TO DO | Please repeat all of the listing exactly.

DATA LINES |

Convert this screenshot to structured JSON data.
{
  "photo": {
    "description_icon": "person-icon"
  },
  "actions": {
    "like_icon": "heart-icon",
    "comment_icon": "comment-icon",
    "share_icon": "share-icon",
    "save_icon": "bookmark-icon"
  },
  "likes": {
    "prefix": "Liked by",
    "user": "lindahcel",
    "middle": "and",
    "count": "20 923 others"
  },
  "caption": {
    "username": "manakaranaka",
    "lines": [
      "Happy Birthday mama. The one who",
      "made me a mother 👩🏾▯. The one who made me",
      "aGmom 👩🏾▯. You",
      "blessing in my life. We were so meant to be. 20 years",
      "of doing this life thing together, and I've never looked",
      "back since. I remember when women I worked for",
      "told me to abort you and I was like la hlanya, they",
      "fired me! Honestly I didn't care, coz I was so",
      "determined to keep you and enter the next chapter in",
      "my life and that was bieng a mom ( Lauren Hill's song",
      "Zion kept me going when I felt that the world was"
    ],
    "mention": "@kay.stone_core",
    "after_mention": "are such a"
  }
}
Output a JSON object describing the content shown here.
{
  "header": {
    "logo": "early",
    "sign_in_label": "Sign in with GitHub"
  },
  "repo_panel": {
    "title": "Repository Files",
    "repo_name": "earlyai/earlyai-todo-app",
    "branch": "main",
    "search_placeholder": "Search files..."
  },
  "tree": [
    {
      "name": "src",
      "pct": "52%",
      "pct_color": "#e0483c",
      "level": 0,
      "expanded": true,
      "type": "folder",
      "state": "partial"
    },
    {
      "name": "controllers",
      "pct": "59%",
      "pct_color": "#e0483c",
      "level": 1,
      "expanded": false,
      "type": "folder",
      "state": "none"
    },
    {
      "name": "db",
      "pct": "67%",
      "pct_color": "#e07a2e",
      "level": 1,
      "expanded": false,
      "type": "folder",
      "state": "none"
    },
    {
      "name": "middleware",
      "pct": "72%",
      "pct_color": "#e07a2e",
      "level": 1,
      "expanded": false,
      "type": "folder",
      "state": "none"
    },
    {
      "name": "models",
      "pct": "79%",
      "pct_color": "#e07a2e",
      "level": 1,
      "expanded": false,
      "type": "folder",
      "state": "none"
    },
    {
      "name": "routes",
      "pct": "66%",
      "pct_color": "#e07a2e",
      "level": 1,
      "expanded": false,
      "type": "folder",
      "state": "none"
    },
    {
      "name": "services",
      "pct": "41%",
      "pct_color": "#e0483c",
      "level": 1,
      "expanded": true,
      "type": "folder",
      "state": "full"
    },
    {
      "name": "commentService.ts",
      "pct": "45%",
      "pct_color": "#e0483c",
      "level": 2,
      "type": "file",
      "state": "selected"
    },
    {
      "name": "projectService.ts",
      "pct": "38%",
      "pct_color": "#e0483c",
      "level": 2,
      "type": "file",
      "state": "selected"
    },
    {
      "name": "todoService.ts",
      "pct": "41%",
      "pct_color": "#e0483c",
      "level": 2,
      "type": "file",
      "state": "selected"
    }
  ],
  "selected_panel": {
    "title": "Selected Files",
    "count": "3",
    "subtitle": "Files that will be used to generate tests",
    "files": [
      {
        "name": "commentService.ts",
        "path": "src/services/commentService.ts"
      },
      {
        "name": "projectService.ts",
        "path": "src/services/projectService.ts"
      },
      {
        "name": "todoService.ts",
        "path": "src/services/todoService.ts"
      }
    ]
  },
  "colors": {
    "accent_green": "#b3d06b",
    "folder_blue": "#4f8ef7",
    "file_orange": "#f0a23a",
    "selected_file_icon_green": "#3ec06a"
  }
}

THE COMPLETED TASK |
Convert this screenshot to structured JSON data.
{
  "photo": {
    "description_icon": "person-icon"
  },
  "actions": {
    "like_icon": "heart-icon",
    "comment_icon": "comment-icon",
    "share_icon": "share-icon",
    "save_icon": "bookmark-icon"
  },
  "likes": {
    "prefix": "Liked by",
    "user": "lindahcel",
    "middle": "and",
    "count": "20 923 others"
  },
  "caption": {
    "username": "manakaranaka",
    "lines": [
      "Happy Birthday mama. The one who",
      "made me a mother 👩🏾▯. The one who made me",
      "aGmom 👩🏾▯. You",
      "blessing in my life. We were so meant to be. 20 years",
      "of doing this life thing together, and I've never looked",
      "back since. I remember when women I worked for",
      "told me to abort you and I was like la hlanya, they",
      "fired me! Honestly I didn't care, coz I was so",
      "determined to keep you and enter the next chapter in",
      "my life and that was bieng a mom ( Lauren Hill's song",
      "Zion kept me going when I felt that the world was"
    ],
    "mention": "@kay.stone_core",
    "after_mention": "are such a"
  }
}
Output a JSON object describing the content shown here.
{
  "header": {
    "logo": "early",
    "sign_in_label": "Sign in with GitHub"
  },
  "repo_panel": {
    "title": "Repository Files",
    "repo_name": "earlyai/earlyai-todo-app",
    "branch": "main",
    "search_placeholder": "Search files..."
  },
  "tree": [
    {
      "name": "src",
      "pct": "52%",
      "pct_color": "#e0483c",
      "level": 0,
      "expanded": true,
      "type": "folder",
      "state": "partial"
    },
    {
      "name": "controllers",
      "pct": "59%",
      "pct_color": "#e0483c",
      "level": 1,
      "expanded": false,
      "type": "folder",
      "state": "none"
    },
    {
      "name": "db",
      "pct": "67%",
      "pct_color": "#e07a2e",
      "level": 1,
      "expanded": false,
      "type": "folder",
      "state": "none"
    },
    {
      "name": "middleware",
      "pct": "72%",
      "pct_color": "#e07a2e",
      "level": 1,
      "expanded": false,
      "type": "folder",
      "state": "none"
    },
    {
      "name": "models",
      "pct": "79%",
      "pct_color": "#e07a2e",
      "level": 1,
      "expanded": false,
      "type": "folder",
      "state": "none"
    },
    {
      "name": "routes",
      "pct": "66%",
      "pct_color": "#e07a2e",
      "level": 1,
      "expanded": false,
      "type": "folder",
      "state": "none"
    },
    {
      "name": "services",
      "pct": "41%",
      "pct_color": "#e0483c",
      "level": 1,
      "expanded": true,
      "type": "folder",
      "state": "full"
    },
    {
      "name": "commentService.ts",
      "pct": "45%",
      "pct_color": "#e0483c",
      "level": 2,
      "type": "file",
      "state": "selected"
    },
    {
      "name": "projectService.ts",
      "pct": "38%",
      "pct_color": "#e0483c",
      "level": 2,
      "type": "file",
      "state": "selected"
    },
    {
      "name": "todoService.ts",
      "pct": "41%",
      "pct_color": "#e0483c",
      "level": 2,
      "type": "file",
      "state": "selected"
    }
  ],
  "selected_panel": {
    "title": "Selected Files",
    "count": "3",
    "subtitle": "Files that will be used to generate tests",
    "files": [
      {
        "name": "commentService.ts",
        "path": "src/services/commentService.ts"
      },
      {
        "name": "projectService.ts",
        "path": "src/services/projectService.ts"
      },
      {
        "name": "todoService.ts",
        "path": "src/services/todoService.ts"
      }
    ]
  },
  "colors": {
    "accent_green": "#b3d06b",
    "folder_blue": "#4f8ef7",
    "file_orange": "#f0a23a",
    "selected_file_icon_green": "#3ec06a"
  }
}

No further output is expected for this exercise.